| TASK REQUIREMENTS |
Arrange the lines from the one containing "dot-nw (724, 230, 739, 245)" through the one containing "dot-w (711, 260, 726, 275)", inclusive, as a Markdown table with the columns Row and Line. Number each row, and leave out any blank lines.
::::
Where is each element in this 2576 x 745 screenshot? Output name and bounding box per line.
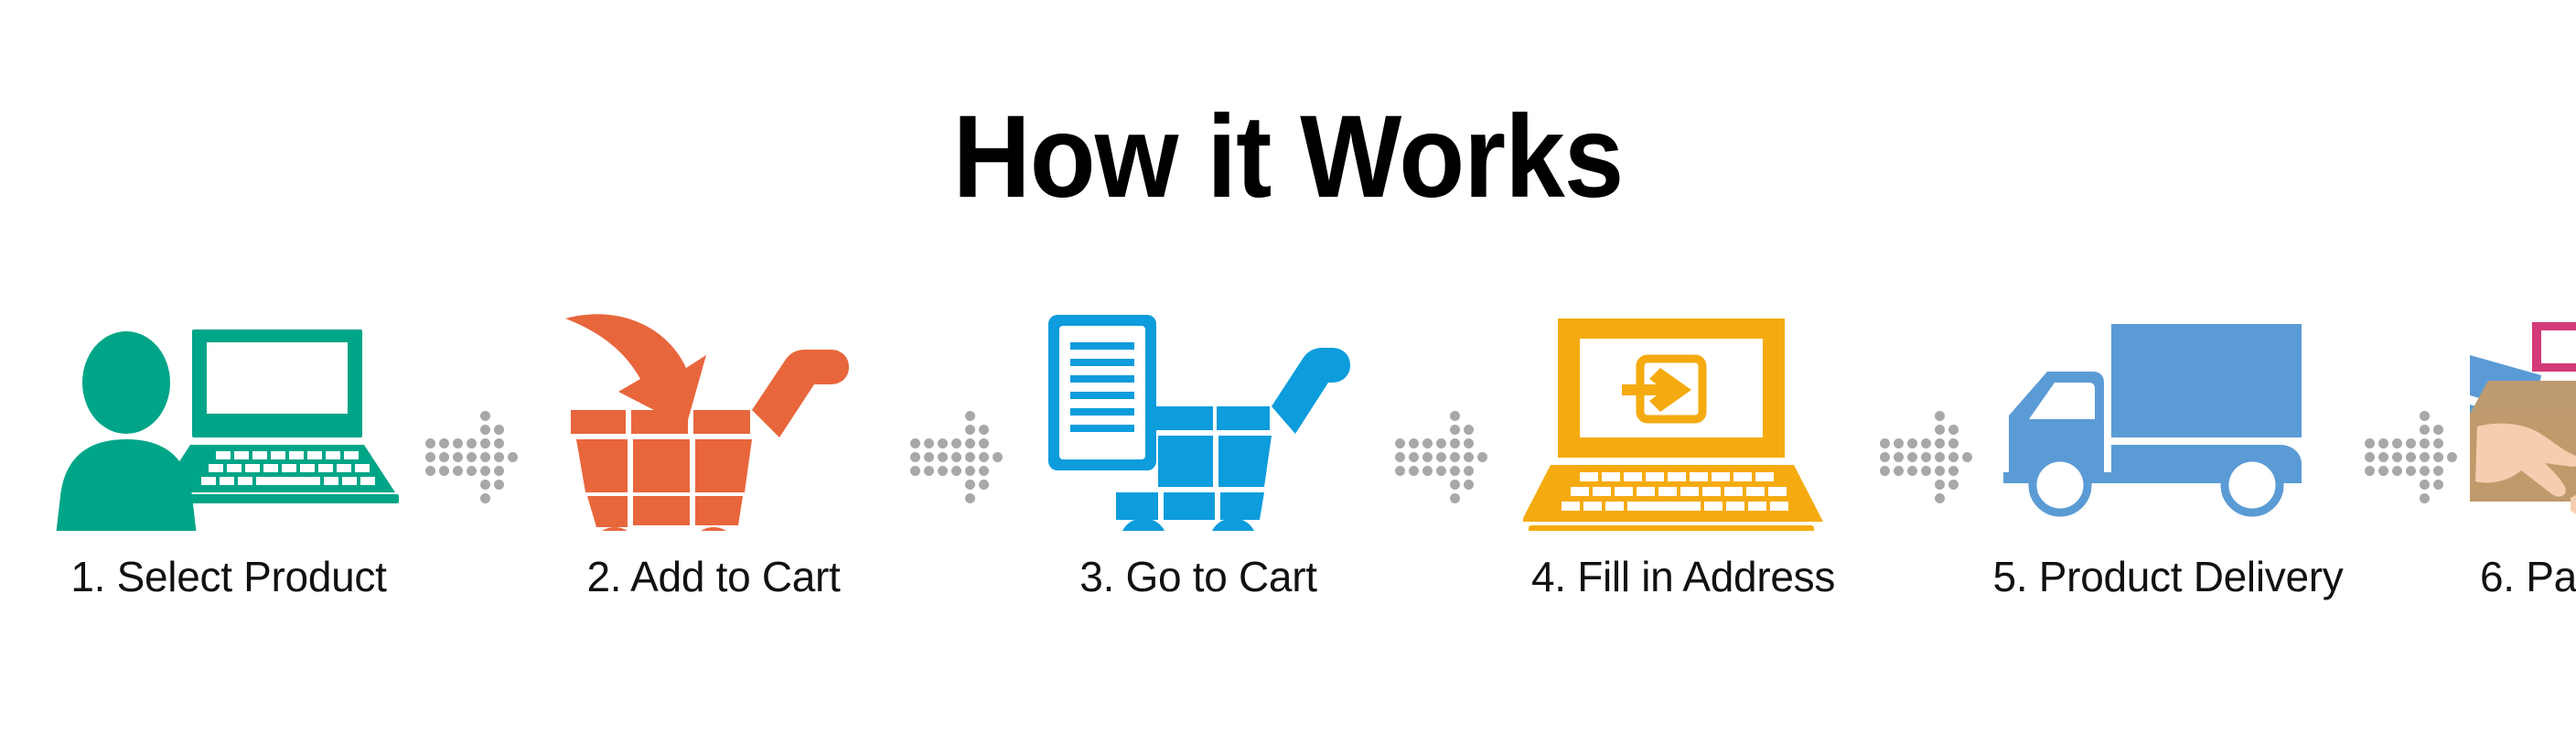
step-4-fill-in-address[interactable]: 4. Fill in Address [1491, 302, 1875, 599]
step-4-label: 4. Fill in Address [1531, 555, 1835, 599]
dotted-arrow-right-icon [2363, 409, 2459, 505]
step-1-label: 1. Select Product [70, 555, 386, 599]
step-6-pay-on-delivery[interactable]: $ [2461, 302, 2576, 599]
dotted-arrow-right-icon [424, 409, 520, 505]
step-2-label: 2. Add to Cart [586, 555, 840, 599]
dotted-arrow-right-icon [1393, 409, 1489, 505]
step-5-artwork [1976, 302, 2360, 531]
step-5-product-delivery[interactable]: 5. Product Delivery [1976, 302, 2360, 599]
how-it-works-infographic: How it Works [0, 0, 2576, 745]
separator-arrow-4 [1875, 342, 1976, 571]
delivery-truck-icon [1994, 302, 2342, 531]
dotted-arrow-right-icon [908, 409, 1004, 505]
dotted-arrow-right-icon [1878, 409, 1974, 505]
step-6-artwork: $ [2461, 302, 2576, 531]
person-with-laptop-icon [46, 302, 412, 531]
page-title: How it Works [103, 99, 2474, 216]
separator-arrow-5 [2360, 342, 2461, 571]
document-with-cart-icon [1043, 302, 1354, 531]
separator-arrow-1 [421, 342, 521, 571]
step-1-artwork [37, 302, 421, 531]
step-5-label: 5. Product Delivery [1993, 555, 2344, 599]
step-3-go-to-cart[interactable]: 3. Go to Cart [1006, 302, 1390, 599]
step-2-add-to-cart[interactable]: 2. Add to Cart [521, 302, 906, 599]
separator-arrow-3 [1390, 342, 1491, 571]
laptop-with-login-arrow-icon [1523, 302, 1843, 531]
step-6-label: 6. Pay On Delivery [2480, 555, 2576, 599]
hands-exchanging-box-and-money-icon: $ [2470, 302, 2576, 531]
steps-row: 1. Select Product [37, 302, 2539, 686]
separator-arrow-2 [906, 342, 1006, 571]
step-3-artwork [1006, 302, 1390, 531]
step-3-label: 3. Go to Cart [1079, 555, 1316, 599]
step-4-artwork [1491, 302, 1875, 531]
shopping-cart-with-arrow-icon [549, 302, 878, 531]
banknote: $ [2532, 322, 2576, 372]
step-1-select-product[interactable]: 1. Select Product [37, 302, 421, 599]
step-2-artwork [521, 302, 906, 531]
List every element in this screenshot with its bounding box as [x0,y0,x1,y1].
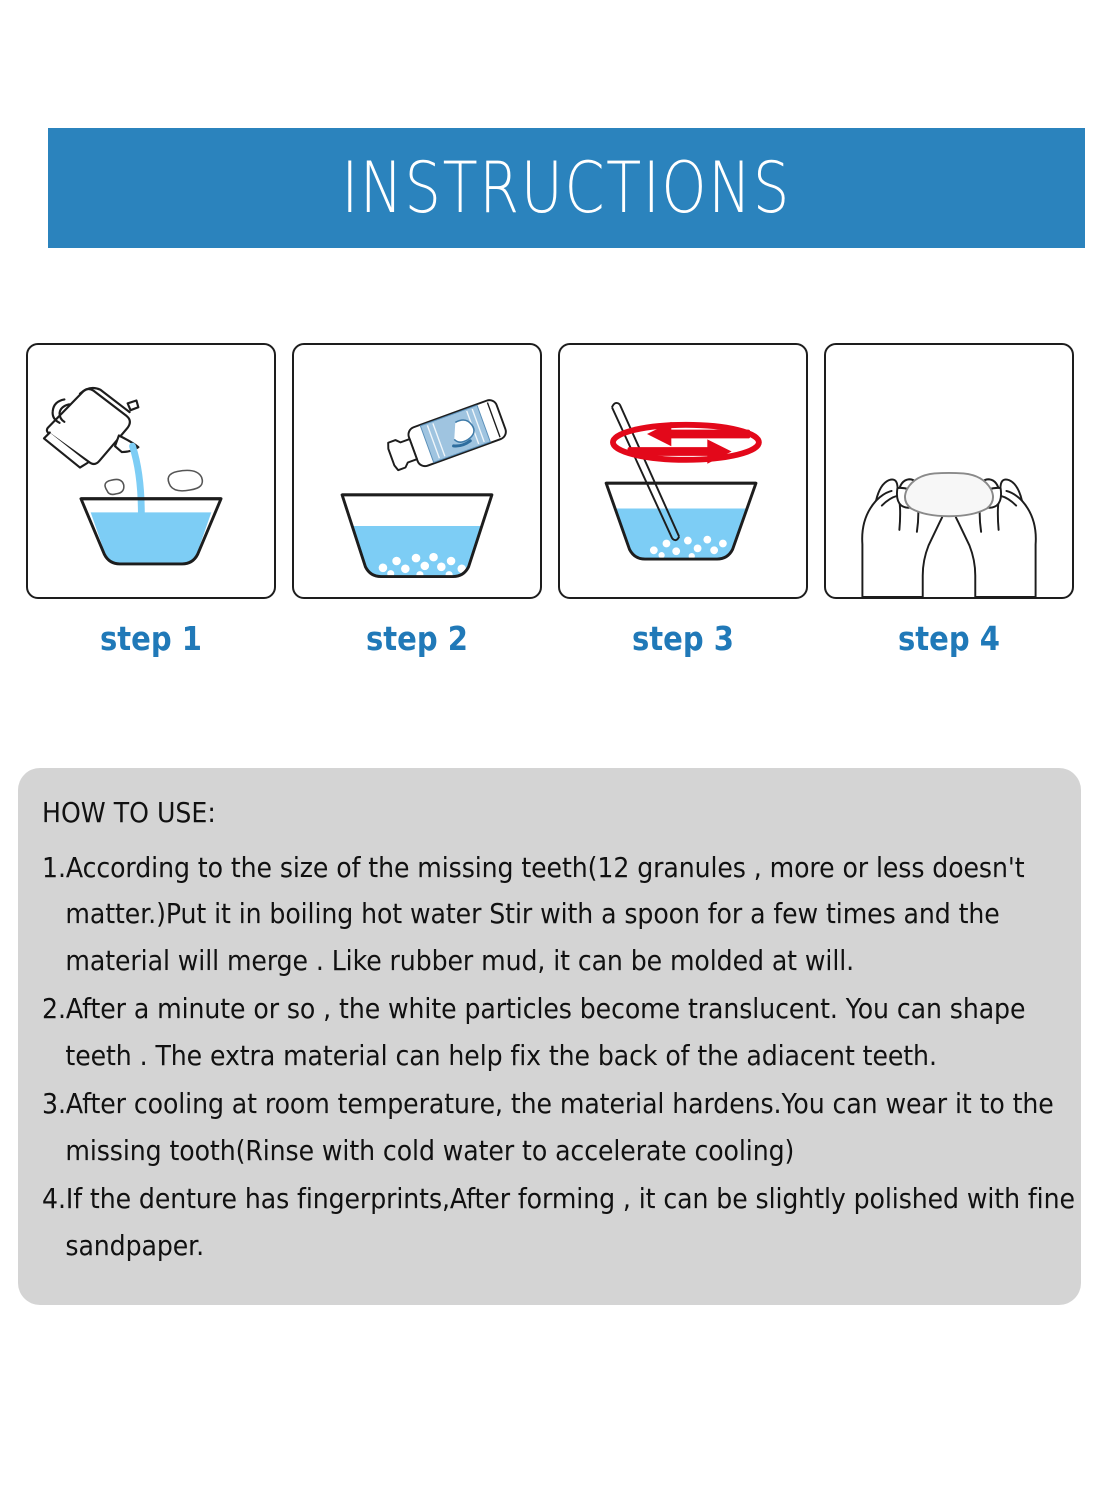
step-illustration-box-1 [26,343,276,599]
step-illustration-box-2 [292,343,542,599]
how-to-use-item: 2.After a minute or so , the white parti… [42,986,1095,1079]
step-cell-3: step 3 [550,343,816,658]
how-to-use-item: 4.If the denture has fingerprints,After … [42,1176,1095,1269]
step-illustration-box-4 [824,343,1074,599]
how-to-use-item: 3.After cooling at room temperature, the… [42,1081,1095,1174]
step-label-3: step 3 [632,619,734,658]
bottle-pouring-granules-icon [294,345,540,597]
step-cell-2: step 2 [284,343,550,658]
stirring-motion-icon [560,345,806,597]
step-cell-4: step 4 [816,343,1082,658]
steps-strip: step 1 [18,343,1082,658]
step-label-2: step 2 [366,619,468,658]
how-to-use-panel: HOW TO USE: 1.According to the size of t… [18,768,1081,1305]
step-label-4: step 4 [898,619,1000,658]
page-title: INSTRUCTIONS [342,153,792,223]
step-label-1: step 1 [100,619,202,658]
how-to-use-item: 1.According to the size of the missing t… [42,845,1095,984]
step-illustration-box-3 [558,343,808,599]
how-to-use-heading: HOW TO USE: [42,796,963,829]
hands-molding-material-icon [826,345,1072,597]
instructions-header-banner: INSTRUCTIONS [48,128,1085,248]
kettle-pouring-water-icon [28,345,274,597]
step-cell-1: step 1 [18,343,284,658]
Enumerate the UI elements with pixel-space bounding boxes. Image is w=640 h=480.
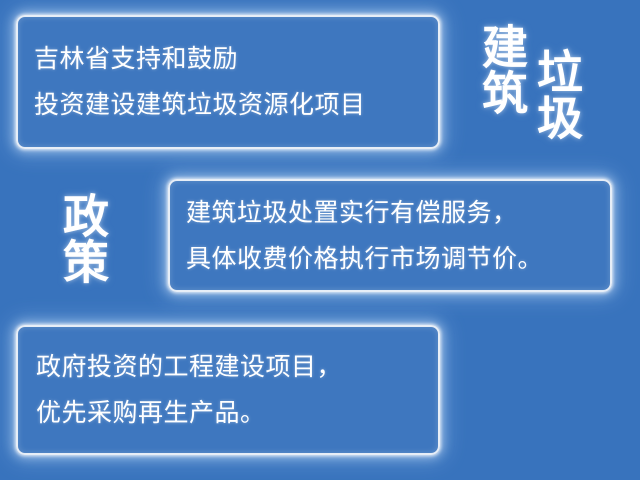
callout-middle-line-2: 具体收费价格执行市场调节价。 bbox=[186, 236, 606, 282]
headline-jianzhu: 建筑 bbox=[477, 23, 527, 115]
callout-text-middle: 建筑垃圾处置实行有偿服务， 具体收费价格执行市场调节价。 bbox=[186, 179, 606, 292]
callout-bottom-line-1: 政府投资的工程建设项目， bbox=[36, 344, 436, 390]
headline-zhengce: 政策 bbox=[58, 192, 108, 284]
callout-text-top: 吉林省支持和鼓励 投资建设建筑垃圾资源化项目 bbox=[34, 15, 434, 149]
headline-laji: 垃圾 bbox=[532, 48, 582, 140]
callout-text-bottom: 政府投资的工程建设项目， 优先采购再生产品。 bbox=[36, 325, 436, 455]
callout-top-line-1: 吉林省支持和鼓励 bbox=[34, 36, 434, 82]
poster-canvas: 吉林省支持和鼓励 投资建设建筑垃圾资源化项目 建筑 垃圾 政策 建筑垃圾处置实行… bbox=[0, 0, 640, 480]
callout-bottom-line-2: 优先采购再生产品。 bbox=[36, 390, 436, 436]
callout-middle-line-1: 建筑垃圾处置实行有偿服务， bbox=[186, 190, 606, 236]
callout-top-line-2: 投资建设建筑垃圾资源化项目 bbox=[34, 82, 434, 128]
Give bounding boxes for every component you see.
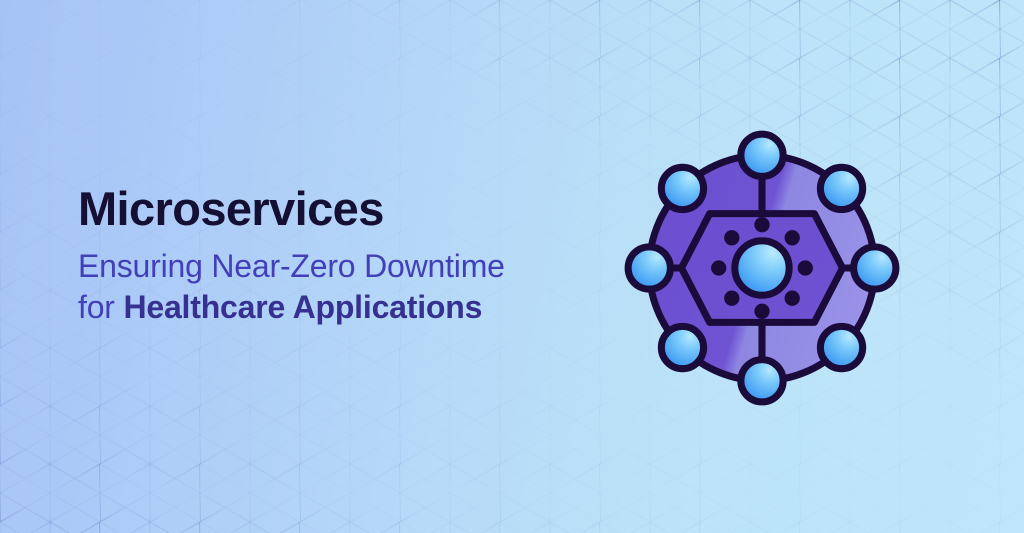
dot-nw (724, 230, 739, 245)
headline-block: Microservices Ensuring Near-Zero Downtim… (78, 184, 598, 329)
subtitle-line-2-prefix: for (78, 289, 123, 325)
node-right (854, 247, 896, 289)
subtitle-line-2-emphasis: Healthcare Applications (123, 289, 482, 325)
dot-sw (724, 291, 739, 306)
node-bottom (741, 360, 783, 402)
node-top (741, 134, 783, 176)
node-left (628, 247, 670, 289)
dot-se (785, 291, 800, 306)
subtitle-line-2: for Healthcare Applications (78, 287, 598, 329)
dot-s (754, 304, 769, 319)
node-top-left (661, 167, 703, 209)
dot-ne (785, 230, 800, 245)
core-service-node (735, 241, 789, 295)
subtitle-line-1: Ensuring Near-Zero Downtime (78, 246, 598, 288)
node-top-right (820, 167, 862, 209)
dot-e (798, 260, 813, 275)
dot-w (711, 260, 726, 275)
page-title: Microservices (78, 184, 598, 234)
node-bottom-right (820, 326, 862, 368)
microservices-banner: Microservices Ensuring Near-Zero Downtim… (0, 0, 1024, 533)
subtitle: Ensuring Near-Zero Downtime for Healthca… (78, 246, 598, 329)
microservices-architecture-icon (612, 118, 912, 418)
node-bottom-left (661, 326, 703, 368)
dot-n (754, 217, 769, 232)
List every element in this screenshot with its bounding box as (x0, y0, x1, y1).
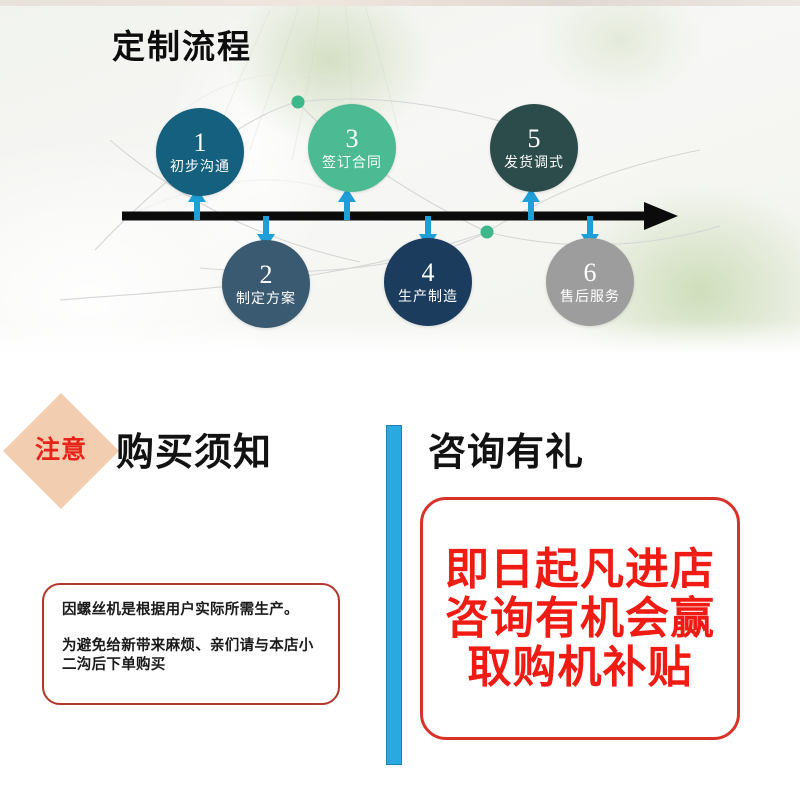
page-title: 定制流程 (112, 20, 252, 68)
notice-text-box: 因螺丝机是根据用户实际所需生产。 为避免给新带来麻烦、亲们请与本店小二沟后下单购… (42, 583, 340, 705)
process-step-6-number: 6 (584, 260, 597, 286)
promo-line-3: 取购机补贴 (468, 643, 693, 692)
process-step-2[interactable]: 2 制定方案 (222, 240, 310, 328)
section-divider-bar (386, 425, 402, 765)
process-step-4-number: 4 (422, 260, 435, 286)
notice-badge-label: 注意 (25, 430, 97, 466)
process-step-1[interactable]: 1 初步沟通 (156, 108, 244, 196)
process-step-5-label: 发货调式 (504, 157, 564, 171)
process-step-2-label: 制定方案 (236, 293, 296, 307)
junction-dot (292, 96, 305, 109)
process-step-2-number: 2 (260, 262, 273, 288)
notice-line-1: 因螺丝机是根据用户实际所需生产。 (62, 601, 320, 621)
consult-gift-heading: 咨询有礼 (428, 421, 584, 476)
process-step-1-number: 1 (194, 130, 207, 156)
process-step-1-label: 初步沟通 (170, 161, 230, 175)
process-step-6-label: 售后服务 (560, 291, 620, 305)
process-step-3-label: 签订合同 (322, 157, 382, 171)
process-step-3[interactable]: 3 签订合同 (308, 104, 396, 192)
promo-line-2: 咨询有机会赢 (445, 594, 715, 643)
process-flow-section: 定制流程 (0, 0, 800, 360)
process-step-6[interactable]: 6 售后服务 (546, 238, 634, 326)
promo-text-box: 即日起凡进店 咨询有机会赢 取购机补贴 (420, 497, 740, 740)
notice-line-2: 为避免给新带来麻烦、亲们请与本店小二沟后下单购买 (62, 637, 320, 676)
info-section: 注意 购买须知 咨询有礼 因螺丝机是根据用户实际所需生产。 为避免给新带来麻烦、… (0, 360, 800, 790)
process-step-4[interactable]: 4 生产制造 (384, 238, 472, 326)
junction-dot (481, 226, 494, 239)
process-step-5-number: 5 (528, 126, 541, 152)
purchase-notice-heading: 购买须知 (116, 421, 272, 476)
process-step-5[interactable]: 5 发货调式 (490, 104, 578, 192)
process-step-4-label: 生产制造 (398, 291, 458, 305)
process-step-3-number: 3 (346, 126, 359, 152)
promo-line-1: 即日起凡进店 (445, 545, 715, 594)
::::
| RESPONSE TO THIS TASK |
| Row | Line |
|---|---|
| 1 | dot-nw (724, 230, 739, 245) |
| 2 | headline-block: Microservices Ensuring Near-Zero Downtim… (78, 184, 598, 329) |
| 3 | subtitle-line-2-prefix: for (78, 289, 123, 325) |
| 4 | node-right (854, 247, 896, 289) |
| 5 | subtitle-line-2-emphasis: Healthcare Applications (123, 289, 482, 325) |
| 6 | dot-sw (724, 291, 739, 306) |
| 7 | node-bottom (741, 360, 783, 402) |
| 8 | node-top (741, 134, 783, 176) |
| 9 | node-left (628, 247, 670, 289) |
| 10 | dot-se (785, 291, 800, 306) |
| 11 | subtitle-line-2: for Healthcare Applications (78, 287, 598, 329) |
| 12 | dot-s (754, 304, 769, 319) |
| 13 | node-top-left (661, 167, 703, 209) |
| 14 | dot-ne (785, 230, 800, 245) |
| 15 | core-service-node (735, 241, 789, 295) |
| 16 | subtitle-line-1: Ensuring Near-Zero Downtime (78, 246, 598, 288) |
| 17 | node-top-right (820, 167, 862, 209) |
| 18 | dot-e (798, 260, 813, 275) |
| 19 | dot-w (711, 260, 726, 275) |